* Dataset records
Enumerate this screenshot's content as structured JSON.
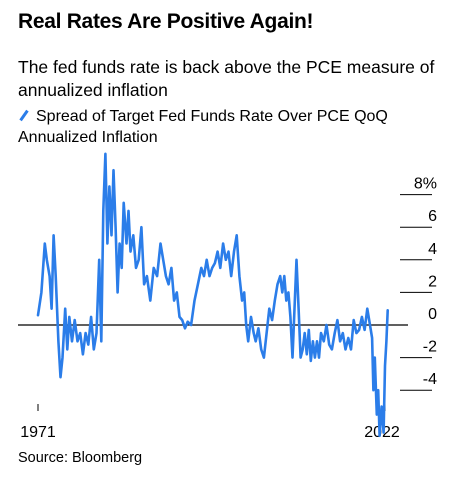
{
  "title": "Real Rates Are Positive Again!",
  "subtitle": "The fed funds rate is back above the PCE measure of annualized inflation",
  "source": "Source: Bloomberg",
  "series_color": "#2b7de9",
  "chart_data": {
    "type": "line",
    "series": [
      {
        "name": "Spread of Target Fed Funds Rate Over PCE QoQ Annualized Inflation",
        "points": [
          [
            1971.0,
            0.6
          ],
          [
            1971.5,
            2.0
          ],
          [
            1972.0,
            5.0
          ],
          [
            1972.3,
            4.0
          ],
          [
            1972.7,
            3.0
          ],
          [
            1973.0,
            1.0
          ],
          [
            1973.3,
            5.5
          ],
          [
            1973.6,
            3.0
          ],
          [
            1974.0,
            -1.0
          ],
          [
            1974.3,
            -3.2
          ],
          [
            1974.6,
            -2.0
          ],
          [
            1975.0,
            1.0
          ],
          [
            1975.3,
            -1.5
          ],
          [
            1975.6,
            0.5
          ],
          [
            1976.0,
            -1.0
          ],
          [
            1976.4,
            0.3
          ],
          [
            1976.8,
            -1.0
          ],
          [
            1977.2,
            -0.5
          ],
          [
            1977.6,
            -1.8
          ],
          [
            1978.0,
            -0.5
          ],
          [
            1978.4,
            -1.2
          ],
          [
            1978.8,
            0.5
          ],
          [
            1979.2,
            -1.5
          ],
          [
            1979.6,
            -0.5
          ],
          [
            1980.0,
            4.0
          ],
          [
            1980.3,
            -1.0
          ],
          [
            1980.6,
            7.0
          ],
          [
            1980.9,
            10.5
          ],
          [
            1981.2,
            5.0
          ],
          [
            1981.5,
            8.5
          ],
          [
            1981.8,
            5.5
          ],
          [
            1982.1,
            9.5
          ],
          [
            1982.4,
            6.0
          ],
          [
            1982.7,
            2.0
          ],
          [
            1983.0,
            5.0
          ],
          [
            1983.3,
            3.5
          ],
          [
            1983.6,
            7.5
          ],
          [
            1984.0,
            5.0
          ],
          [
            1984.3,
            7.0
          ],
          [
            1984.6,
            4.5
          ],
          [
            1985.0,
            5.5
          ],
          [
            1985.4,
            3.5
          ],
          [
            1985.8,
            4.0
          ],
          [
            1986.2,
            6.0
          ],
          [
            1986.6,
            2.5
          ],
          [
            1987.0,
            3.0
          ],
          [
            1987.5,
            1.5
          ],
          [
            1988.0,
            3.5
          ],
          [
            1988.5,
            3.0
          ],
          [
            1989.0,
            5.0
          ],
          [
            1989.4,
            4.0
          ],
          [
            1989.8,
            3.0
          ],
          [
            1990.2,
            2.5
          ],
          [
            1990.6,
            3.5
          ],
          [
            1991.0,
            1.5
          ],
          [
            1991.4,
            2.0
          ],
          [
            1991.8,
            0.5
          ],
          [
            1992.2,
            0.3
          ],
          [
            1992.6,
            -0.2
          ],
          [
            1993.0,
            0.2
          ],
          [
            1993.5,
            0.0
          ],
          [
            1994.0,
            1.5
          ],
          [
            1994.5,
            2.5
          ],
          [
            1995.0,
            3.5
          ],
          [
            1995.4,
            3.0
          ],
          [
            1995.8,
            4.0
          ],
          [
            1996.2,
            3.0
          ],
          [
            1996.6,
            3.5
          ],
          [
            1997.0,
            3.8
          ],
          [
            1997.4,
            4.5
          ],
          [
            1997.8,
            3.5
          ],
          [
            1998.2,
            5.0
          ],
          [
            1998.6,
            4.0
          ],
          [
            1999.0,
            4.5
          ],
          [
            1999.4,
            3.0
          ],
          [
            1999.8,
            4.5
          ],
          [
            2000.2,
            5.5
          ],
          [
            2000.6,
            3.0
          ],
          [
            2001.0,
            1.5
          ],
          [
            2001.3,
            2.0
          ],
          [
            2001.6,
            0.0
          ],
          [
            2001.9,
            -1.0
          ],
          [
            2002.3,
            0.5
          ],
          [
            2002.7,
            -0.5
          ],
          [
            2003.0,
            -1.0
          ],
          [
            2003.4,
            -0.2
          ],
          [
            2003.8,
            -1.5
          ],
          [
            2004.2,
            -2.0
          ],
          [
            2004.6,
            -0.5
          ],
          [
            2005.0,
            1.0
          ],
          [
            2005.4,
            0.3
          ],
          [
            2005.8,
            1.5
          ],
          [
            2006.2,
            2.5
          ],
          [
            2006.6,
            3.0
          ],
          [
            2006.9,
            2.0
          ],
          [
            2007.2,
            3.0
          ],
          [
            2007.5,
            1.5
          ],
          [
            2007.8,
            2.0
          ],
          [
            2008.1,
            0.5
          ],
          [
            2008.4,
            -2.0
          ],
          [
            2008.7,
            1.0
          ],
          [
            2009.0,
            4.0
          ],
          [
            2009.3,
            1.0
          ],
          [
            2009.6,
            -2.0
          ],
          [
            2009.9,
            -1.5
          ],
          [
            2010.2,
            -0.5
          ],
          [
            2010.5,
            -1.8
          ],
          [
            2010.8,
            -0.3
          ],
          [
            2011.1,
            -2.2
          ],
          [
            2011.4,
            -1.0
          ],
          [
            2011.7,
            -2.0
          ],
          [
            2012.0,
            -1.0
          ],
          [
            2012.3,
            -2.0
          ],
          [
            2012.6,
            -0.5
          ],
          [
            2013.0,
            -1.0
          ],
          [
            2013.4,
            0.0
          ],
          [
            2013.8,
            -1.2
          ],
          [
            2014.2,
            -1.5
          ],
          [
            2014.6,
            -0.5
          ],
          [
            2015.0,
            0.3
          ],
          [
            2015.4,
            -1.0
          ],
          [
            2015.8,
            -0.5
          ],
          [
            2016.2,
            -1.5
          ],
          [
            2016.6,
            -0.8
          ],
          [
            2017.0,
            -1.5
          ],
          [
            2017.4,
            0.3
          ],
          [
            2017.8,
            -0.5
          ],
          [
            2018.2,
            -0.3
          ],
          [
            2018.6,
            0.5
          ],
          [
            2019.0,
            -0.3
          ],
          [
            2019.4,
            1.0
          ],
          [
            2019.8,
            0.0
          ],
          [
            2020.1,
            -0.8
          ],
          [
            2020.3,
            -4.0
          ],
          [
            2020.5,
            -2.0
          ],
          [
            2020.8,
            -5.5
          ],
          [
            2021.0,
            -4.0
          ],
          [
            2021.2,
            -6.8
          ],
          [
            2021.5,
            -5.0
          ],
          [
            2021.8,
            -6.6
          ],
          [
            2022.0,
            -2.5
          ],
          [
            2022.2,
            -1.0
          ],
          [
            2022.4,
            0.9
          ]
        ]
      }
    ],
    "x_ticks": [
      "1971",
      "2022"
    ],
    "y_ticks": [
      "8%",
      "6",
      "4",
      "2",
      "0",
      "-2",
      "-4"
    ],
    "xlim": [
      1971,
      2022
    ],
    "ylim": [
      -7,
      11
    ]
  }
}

==

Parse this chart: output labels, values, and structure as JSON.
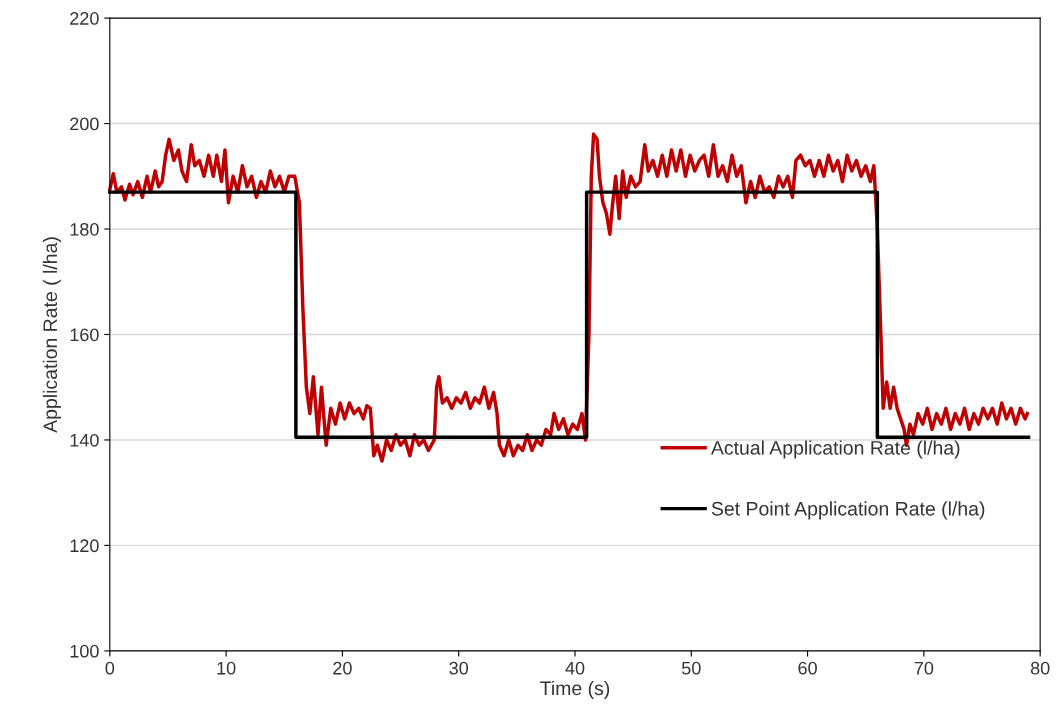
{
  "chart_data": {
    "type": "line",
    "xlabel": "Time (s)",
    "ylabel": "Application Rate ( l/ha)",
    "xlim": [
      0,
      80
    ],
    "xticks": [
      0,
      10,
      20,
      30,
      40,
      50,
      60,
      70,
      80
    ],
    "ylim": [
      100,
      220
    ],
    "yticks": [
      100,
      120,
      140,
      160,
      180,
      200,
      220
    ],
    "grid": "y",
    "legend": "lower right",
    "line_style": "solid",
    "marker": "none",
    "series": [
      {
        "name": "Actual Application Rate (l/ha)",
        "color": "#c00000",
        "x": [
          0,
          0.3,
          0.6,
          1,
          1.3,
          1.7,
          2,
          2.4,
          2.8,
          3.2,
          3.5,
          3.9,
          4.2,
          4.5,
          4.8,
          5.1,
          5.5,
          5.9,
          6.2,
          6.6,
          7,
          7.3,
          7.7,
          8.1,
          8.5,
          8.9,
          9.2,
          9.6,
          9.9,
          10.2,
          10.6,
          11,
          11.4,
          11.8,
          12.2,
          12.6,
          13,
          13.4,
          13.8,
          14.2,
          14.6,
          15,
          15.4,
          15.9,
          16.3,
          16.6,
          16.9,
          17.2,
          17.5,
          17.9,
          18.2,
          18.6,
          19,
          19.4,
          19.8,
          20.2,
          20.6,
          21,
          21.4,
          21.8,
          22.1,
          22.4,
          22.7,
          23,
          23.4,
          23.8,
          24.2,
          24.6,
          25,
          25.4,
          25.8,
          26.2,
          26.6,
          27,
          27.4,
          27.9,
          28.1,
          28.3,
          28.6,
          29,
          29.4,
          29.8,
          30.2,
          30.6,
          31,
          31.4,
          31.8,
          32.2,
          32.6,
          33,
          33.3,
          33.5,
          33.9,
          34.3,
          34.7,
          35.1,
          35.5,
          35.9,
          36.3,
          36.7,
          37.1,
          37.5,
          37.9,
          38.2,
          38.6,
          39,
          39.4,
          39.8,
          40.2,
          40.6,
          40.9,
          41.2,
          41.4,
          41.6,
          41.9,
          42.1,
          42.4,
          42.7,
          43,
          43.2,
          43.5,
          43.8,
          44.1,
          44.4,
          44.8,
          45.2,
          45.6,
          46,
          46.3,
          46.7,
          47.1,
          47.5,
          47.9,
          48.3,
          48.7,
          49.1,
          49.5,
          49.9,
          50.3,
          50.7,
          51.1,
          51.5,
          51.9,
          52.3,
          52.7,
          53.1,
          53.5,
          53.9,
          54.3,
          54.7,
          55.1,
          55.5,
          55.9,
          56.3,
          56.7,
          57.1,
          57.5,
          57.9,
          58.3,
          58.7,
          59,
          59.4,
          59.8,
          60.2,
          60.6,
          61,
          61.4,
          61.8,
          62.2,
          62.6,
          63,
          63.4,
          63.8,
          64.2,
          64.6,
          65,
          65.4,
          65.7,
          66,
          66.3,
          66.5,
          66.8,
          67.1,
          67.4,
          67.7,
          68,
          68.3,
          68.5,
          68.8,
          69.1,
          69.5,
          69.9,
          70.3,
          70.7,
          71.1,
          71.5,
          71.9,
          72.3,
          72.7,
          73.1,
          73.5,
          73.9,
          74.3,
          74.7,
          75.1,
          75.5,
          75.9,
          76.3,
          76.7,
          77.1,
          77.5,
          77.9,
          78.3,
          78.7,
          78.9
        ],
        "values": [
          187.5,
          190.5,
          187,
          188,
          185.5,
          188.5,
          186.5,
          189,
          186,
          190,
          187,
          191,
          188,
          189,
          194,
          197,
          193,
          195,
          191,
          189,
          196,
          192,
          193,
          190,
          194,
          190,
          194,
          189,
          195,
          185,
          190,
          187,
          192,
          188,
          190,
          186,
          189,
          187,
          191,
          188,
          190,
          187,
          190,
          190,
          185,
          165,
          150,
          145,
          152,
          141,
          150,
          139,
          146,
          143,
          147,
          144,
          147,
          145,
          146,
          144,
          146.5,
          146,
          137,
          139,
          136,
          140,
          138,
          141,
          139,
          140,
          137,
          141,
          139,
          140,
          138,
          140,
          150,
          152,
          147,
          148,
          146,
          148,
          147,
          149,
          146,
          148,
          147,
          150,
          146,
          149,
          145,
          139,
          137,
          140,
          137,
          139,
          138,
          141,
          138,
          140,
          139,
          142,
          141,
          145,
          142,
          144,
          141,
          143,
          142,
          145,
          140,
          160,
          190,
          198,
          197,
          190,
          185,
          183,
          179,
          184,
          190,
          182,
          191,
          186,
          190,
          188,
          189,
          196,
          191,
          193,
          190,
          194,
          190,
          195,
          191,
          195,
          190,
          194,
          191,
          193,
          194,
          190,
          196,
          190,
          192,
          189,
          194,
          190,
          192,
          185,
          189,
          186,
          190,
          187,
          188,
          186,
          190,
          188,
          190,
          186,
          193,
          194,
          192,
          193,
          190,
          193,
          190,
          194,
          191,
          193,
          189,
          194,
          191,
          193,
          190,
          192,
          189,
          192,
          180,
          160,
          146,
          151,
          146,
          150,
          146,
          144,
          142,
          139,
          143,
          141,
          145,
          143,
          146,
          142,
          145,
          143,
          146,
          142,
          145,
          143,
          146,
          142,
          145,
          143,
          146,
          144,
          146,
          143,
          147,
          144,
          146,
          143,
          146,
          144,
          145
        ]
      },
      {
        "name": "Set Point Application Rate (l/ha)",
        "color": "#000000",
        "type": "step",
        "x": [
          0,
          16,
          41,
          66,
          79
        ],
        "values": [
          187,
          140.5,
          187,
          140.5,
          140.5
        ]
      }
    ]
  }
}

* Task statement
Identify the lines above that contain the word "this", then copy them.

* Result
Enumerate this screenshot's content as structured JSON.
Parse this chart: output labels, values, and structure as JSON.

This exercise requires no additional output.